** Records supplied **
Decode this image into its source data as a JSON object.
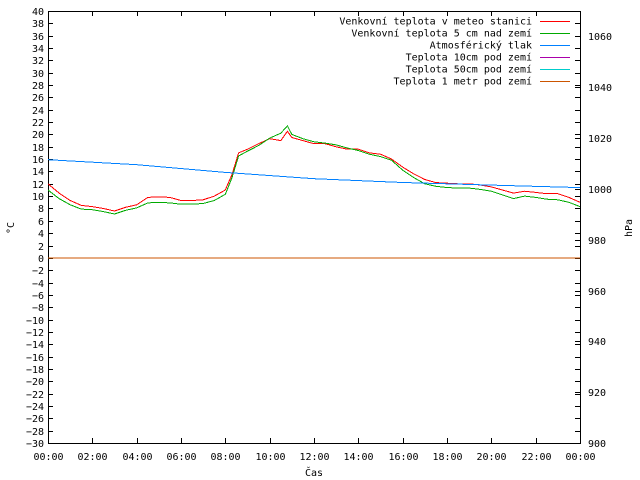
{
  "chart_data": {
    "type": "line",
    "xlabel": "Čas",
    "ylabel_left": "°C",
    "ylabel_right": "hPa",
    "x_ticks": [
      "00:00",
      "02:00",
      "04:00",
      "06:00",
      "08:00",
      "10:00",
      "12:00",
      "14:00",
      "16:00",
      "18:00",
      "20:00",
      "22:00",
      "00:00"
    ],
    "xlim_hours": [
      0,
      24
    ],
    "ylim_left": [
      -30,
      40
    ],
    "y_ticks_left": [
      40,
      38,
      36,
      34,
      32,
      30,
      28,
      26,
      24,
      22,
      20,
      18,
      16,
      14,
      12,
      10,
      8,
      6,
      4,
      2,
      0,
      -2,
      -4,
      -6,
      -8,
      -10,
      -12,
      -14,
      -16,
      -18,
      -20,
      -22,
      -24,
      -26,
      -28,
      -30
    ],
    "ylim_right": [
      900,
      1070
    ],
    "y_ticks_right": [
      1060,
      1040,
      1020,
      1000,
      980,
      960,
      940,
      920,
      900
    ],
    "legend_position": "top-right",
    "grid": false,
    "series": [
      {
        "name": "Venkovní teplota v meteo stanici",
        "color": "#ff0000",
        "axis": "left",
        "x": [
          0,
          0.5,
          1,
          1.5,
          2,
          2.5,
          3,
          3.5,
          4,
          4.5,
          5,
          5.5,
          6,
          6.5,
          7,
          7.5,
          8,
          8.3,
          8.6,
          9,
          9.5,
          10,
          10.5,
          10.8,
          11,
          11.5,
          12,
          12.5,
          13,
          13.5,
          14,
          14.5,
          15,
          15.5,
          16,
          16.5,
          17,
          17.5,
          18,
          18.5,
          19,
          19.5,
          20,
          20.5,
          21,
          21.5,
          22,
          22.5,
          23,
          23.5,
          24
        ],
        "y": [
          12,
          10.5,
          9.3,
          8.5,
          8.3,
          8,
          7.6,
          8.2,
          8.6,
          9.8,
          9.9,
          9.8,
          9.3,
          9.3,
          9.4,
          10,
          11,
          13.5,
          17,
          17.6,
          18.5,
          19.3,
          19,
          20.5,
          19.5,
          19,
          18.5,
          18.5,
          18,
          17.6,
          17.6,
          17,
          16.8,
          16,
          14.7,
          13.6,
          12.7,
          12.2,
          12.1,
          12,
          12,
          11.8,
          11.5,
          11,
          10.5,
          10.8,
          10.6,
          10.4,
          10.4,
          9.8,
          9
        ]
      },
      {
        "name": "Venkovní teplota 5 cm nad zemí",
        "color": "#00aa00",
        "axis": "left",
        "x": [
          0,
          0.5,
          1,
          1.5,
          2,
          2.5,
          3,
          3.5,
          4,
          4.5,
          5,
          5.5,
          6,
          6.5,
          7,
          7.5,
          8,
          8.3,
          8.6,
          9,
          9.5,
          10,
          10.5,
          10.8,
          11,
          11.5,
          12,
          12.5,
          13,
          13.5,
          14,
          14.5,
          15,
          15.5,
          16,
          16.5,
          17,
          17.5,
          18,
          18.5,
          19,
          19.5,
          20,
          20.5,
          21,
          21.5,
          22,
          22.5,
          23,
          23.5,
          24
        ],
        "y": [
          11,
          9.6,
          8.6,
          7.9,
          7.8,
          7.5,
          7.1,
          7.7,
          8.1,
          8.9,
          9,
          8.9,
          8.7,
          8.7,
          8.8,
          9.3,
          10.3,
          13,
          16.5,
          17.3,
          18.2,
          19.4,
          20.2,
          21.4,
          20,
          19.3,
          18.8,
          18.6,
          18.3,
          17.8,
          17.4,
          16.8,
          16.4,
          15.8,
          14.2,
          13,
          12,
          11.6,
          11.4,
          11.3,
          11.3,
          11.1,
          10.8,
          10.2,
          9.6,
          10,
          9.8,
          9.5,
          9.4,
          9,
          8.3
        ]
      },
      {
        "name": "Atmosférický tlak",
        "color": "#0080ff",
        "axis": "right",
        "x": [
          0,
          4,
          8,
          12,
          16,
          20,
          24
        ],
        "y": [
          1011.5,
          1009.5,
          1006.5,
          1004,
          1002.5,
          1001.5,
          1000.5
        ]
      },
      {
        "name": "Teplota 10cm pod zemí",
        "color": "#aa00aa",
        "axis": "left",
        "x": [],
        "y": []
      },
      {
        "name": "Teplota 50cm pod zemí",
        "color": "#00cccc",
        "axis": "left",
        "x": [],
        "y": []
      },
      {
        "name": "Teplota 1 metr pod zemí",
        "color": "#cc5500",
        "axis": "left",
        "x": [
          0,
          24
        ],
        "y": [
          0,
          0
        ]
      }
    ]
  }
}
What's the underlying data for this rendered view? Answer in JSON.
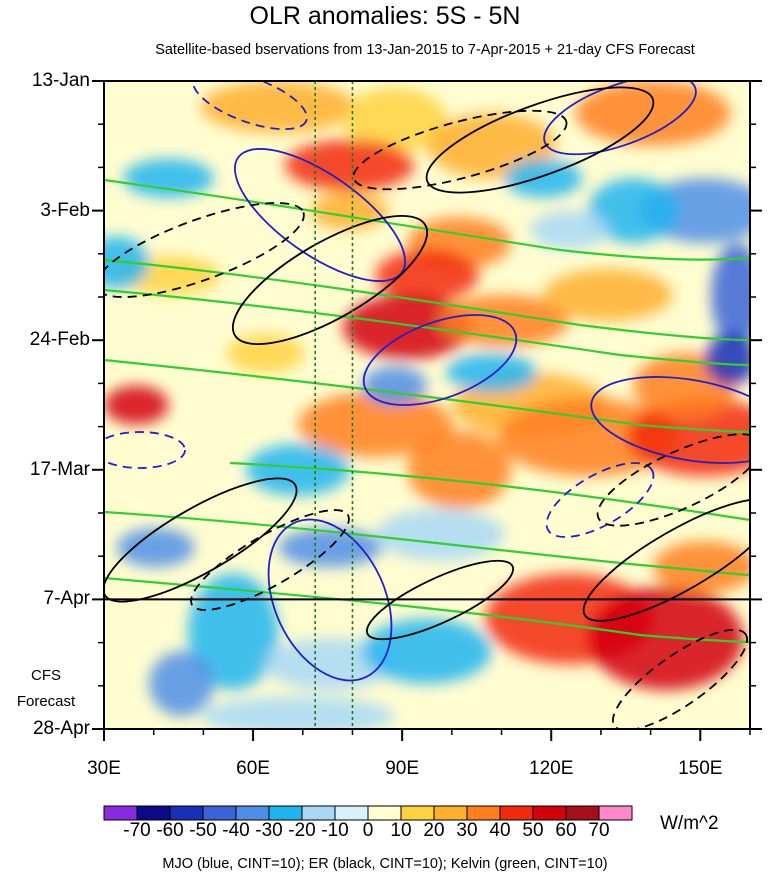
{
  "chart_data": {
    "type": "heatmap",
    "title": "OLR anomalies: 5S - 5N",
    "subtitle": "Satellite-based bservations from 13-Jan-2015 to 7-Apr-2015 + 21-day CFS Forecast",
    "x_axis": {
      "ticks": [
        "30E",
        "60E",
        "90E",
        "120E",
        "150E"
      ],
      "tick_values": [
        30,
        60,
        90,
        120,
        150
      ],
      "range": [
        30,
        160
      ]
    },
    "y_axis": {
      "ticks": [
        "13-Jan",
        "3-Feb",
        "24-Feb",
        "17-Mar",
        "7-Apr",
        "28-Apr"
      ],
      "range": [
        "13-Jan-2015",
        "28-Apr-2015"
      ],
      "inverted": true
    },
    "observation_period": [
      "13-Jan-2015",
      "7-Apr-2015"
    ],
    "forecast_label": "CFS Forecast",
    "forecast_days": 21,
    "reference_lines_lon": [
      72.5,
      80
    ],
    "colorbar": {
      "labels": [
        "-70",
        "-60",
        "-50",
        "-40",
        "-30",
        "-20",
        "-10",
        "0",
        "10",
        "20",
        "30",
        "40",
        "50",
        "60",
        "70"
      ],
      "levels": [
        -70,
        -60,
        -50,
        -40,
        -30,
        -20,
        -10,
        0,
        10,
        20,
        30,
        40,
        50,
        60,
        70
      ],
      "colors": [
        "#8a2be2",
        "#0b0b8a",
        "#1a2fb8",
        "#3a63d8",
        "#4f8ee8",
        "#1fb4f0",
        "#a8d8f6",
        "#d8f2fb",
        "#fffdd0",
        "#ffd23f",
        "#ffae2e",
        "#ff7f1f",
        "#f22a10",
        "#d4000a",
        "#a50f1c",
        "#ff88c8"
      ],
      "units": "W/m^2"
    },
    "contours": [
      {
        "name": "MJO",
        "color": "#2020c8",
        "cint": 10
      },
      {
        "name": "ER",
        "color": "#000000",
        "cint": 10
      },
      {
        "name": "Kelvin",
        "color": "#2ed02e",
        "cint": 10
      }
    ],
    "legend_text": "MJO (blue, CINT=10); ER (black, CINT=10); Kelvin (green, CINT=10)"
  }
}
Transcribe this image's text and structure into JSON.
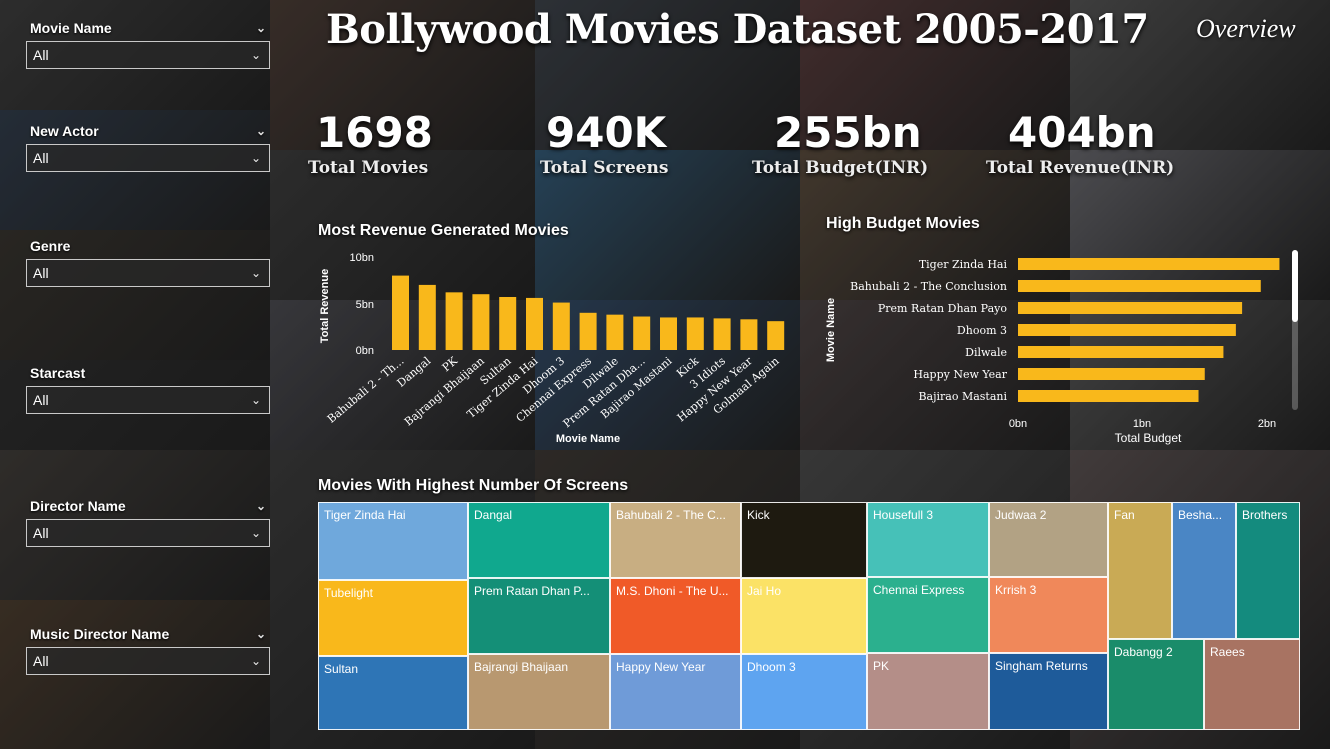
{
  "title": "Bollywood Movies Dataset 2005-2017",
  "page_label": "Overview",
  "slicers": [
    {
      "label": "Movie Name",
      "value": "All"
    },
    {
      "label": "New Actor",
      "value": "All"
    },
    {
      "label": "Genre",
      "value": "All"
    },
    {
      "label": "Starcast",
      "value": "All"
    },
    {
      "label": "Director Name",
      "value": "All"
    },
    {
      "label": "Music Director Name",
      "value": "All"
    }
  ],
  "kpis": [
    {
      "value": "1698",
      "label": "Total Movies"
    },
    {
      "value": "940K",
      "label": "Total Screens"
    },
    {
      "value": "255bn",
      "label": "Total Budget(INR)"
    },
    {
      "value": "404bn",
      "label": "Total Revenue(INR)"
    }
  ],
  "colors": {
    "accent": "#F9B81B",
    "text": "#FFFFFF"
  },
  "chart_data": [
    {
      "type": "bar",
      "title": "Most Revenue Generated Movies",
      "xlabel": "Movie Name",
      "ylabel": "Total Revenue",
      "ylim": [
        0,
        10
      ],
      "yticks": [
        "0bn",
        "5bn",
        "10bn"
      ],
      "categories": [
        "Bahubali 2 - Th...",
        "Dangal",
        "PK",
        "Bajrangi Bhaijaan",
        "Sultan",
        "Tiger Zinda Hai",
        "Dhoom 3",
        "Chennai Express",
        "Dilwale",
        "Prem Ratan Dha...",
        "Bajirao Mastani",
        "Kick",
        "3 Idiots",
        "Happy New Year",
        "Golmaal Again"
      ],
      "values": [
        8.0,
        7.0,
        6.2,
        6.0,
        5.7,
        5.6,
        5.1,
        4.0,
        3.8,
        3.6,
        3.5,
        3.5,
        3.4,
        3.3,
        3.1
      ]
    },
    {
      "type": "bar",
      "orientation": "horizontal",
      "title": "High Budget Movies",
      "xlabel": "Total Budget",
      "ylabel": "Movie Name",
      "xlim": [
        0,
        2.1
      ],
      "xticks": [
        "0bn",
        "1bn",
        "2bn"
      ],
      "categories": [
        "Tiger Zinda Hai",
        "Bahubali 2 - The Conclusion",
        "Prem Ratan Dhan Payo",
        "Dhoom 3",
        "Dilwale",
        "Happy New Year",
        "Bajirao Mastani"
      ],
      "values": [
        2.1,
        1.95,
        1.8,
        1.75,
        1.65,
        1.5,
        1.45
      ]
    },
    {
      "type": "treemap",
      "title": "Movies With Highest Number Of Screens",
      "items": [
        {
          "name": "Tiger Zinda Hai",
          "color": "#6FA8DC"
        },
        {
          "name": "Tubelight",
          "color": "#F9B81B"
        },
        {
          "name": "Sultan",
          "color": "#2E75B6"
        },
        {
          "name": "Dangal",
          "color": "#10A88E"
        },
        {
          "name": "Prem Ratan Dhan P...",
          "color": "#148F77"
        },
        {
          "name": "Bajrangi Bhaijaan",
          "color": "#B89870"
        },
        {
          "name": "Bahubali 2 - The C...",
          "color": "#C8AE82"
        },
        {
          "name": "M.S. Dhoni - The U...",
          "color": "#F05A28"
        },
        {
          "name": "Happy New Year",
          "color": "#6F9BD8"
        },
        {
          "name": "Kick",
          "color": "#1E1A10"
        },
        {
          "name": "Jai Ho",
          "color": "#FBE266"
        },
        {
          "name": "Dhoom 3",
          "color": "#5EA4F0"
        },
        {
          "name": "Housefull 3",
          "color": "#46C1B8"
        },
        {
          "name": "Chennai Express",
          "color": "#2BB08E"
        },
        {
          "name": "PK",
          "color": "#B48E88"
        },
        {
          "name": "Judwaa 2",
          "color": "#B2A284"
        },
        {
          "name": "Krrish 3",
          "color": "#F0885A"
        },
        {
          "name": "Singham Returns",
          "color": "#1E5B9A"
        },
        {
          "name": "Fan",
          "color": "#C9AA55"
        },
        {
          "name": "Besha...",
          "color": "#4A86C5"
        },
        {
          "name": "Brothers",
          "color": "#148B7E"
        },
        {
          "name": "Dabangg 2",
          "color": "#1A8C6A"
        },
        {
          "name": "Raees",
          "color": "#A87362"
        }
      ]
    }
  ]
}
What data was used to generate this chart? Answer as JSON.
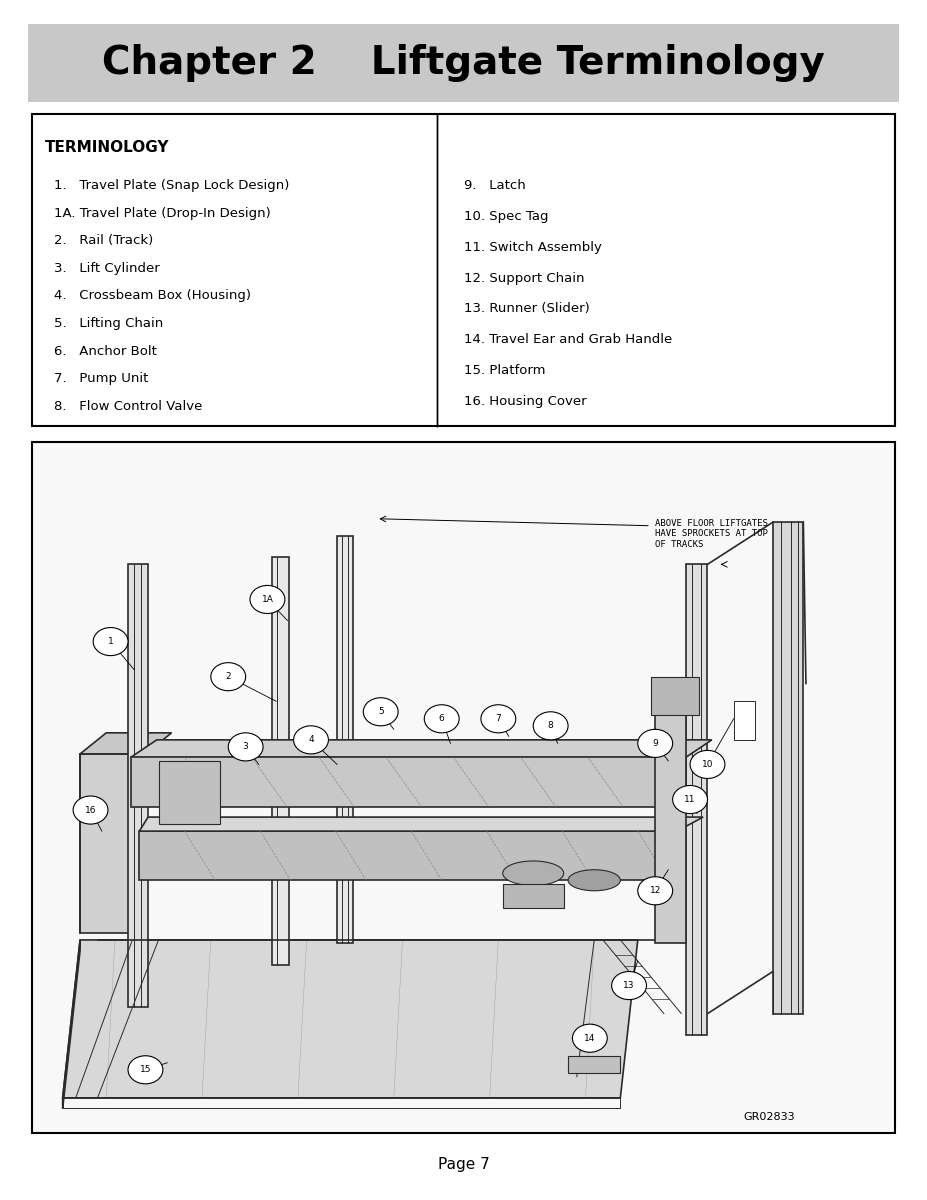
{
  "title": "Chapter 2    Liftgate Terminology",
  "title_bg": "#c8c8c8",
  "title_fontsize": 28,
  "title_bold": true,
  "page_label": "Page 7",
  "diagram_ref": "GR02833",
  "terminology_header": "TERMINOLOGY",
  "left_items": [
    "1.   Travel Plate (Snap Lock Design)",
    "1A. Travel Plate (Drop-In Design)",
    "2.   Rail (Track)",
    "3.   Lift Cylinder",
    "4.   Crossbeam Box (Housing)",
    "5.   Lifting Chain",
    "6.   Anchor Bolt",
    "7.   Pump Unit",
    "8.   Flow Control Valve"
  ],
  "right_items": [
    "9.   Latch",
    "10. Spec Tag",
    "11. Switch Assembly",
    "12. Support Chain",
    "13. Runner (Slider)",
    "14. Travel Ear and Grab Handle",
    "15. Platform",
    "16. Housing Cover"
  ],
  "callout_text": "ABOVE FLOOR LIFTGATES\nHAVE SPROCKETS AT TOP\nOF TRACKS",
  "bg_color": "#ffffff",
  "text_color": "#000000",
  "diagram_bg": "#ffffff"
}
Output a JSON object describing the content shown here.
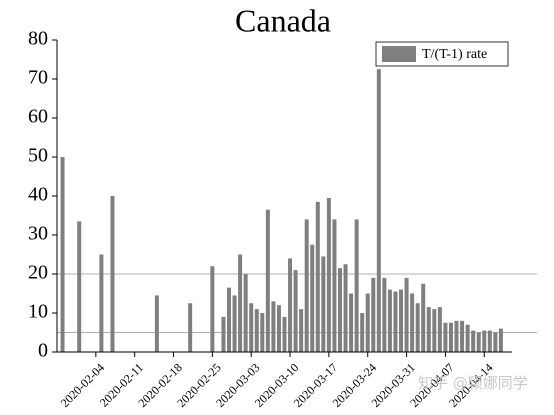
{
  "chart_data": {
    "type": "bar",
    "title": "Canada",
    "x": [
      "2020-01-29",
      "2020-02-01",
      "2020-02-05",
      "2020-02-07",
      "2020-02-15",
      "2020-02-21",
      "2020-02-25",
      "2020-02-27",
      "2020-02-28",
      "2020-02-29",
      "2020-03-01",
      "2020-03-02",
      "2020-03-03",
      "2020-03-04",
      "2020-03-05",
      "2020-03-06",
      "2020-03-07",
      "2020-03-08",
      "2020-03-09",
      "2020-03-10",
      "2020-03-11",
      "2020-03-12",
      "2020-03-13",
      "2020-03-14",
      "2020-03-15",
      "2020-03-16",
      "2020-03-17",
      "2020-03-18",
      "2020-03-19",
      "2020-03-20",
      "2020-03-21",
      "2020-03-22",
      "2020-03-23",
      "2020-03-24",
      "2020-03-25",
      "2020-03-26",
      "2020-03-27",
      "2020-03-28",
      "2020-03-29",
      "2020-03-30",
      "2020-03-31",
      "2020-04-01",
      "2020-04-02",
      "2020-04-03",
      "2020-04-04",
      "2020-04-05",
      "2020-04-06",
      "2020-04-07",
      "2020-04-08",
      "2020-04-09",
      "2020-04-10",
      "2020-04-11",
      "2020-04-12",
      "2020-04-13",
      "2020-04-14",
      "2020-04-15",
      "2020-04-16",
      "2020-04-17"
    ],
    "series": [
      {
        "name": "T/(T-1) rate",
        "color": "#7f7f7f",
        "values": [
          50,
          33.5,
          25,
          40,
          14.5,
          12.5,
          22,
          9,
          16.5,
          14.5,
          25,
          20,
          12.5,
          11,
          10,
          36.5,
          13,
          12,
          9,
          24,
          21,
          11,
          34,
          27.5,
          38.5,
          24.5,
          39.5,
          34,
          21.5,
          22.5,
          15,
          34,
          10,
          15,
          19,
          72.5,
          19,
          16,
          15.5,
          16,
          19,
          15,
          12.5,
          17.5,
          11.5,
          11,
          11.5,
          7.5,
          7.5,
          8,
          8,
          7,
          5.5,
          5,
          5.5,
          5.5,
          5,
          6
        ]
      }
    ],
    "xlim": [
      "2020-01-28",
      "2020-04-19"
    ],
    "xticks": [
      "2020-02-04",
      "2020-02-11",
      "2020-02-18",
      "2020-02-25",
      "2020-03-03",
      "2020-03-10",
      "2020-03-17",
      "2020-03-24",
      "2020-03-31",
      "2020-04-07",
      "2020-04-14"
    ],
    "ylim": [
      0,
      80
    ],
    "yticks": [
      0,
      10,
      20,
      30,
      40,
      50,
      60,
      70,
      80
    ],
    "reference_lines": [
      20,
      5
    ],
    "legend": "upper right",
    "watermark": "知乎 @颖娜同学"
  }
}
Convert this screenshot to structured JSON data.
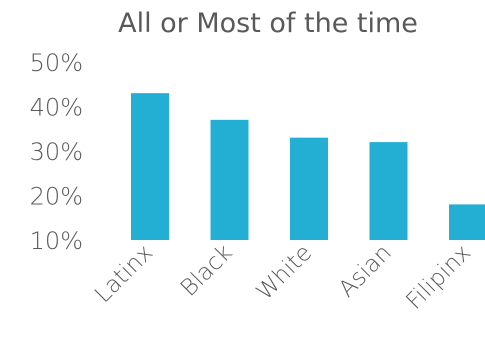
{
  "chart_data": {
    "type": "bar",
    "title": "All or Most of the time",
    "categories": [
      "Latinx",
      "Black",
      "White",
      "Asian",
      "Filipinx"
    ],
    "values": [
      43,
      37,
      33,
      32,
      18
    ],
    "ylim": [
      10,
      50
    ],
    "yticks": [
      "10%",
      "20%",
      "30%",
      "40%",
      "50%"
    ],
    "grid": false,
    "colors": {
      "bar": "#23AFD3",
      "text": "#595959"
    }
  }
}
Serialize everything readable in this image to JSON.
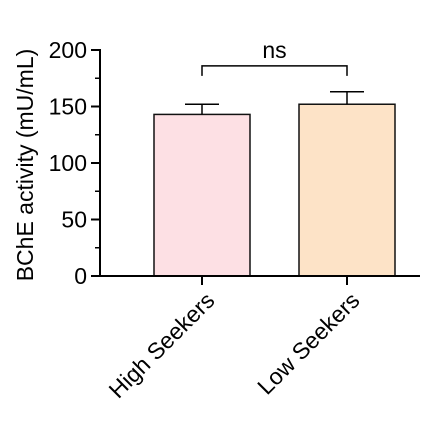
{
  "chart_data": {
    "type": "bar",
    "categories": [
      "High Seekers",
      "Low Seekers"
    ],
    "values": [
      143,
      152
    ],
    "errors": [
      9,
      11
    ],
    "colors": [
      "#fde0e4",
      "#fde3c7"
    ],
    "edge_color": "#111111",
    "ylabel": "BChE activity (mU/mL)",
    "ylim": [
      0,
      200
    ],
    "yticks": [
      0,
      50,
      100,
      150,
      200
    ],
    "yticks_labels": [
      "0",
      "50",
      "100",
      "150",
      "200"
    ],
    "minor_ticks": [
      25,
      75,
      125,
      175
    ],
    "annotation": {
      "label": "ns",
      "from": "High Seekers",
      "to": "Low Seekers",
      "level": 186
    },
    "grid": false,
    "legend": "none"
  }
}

** Requirements **
All lines holding the word "into" should be picked out and copied.

** Complete answer **
Decode this image into its source data as a JSON object.
Transcribe this image's text and structure into JSON.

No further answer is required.